***** SOURCE INFORMATION *****
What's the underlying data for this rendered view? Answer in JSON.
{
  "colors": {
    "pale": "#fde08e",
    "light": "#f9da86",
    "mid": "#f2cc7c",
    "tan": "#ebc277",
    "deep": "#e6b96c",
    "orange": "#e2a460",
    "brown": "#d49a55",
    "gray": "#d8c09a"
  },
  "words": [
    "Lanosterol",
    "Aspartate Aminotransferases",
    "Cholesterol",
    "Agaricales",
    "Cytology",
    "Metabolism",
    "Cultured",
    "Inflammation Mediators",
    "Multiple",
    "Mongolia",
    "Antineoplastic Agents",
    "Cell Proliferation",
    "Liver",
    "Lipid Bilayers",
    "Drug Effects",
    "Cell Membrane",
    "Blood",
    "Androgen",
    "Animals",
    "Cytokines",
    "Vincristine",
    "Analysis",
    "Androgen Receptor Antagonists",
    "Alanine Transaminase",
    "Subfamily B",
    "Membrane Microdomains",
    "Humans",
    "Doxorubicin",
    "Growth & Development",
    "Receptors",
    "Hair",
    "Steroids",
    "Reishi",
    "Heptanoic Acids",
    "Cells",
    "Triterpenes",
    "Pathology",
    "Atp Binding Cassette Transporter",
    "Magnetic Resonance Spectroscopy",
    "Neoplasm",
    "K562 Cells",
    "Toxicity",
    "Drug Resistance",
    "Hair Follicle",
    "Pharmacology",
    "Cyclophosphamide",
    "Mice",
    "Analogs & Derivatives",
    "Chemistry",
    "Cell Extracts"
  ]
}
*****
Go through the records and output them all, word for word.

What's the underlying data for this rendered view? Answer in JSON.
{
  "colors": {
    "pale": "#fde08e",
    "light": "#f9da86",
    "mid": "#f2cc7c",
    "tan": "#ebc277",
    "deep": "#e6b96c",
    "orange": "#e2a460",
    "brown": "#d49a55",
    "gray": "#d8c09a"
  },
  "words": [
    "Lanosterol",
    "Aspartate Aminotransferases",
    "Cholesterol",
    "Agaricales",
    "Cytology",
    "Metabolism",
    "Cultured",
    "Inflammation Mediators",
    "Multiple",
    "Mongolia",
    "Antineoplastic Agents",
    "Cell Proliferation",
    "Liver",
    "Lipid Bilayers",
    "Drug Effects",
    "Cell Membrane",
    "Blood",
    "Androgen",
    "Animals",
    "Cytokines",
    "Vincristine",
    "Analysis",
    "Androgen Receptor Antagonists",
    "Alanine Transaminase",
    "Subfamily B",
    "Membrane Microdomains",
    "Humans",
    "Doxorubicin",
    "Growth & Development",
    "Receptors",
    "Hair",
    "Steroids",
    "Reishi",
    "Heptanoic Acids",
    "Cells",
    "Triterpenes",
    "Pathology",
    "Atp Binding Cassette Transporter",
    "Magnetic Resonance Spectroscopy",
    "Neoplasm",
    "K562 Cells",
    "Toxicity",
    "Drug Resistance",
    "Hair Follicle",
    "Pharmacology",
    "Cyclophosphamide",
    "Mice",
    "Analogs & Derivatives",
    "Chemistry",
    "Cell Extracts"
  ]
}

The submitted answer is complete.